▶ _Your instructions_: Copy every line with the string "title" in it.

▶ _Records for the task_:
## Start

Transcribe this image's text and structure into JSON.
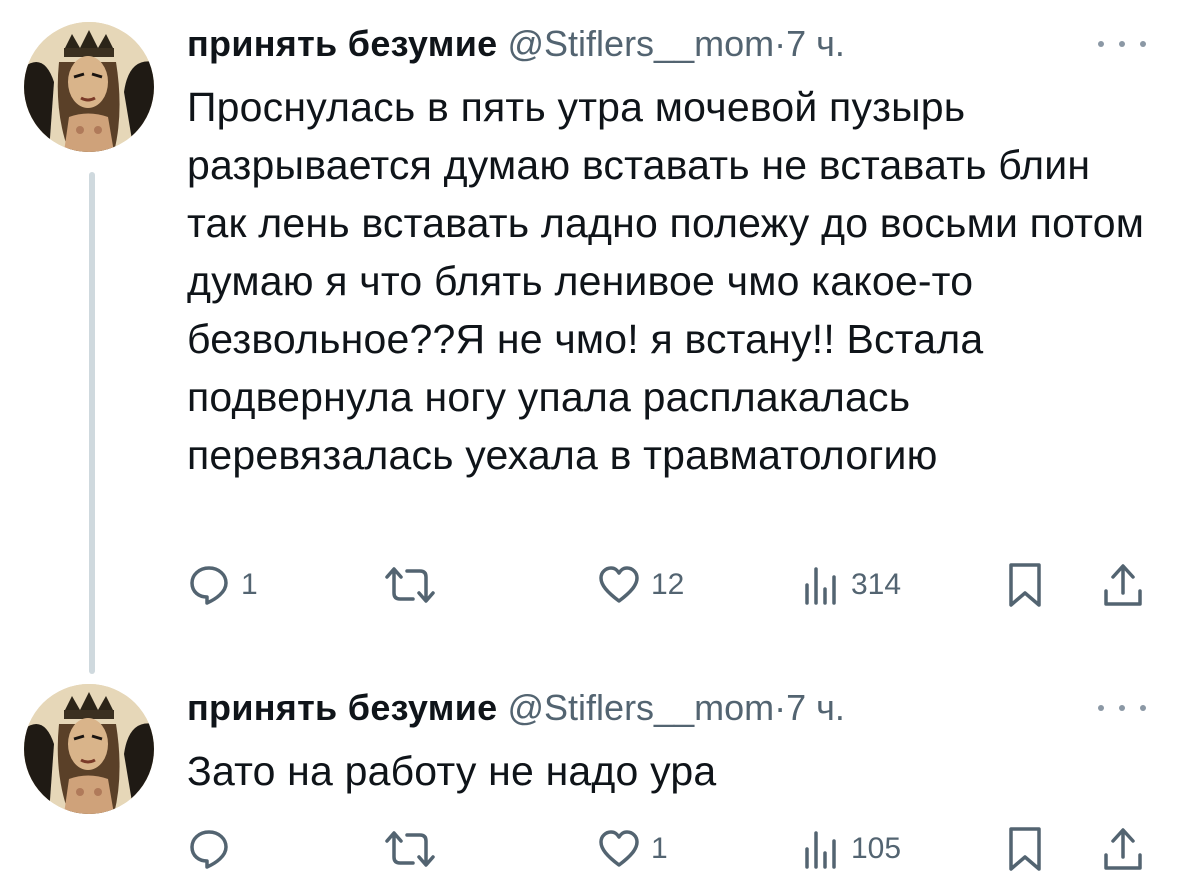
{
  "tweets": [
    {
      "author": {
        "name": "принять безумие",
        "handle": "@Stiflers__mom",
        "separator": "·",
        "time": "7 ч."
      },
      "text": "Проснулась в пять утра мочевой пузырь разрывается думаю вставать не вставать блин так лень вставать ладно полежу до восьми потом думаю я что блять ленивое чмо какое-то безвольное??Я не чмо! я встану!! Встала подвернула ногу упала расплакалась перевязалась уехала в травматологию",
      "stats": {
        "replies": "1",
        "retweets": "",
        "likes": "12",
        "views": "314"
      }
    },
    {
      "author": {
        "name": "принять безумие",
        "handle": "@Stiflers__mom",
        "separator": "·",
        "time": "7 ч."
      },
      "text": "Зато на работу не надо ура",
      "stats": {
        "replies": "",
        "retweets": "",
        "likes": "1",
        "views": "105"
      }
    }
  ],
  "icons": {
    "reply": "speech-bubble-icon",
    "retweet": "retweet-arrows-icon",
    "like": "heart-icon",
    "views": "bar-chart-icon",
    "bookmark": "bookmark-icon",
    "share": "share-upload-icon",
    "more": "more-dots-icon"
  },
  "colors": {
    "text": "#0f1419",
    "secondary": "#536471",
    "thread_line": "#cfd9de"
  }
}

## End
## Start

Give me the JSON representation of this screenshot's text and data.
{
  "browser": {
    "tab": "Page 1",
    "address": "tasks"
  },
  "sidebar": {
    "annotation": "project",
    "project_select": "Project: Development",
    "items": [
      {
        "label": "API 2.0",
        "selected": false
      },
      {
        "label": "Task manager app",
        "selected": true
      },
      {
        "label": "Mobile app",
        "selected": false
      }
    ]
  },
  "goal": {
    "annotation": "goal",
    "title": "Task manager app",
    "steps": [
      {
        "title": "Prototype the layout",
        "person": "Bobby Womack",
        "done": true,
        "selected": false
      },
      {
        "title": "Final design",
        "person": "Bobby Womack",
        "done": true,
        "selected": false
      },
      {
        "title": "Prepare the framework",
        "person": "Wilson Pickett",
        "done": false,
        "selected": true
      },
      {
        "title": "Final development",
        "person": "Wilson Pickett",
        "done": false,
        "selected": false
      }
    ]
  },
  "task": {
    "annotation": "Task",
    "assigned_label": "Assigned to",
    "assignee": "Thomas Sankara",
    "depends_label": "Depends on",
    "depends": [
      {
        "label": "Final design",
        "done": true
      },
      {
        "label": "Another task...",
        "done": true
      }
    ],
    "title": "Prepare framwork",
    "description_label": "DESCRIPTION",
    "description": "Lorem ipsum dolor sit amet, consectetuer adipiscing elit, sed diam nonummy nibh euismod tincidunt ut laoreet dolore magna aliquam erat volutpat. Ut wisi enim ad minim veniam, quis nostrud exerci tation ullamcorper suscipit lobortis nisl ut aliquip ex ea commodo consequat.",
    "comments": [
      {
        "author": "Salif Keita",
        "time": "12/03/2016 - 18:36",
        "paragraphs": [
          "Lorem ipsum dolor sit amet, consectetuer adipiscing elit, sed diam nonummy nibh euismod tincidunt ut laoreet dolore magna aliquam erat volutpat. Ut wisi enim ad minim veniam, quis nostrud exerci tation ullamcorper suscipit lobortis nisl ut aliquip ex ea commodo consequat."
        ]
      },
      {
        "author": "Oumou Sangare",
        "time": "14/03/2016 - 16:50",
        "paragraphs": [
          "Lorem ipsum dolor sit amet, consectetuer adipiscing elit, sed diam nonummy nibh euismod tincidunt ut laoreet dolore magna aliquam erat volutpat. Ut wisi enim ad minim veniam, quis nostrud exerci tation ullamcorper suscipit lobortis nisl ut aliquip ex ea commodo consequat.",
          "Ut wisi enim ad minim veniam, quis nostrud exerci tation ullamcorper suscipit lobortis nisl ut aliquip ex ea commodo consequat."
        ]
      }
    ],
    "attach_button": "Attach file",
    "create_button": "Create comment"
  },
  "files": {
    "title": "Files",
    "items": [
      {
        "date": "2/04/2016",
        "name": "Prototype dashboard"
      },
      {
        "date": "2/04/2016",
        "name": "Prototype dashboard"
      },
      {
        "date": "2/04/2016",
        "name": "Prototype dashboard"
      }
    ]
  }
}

## End

▶ _Output below_:
    "title": "Task manager app",
        "title": "Prototype the layout",
        "title": "Final design",
        "title": "Prepare the framework",
        "title": "Final development",
    "title": "Prepare framwork",
    "title": "Files",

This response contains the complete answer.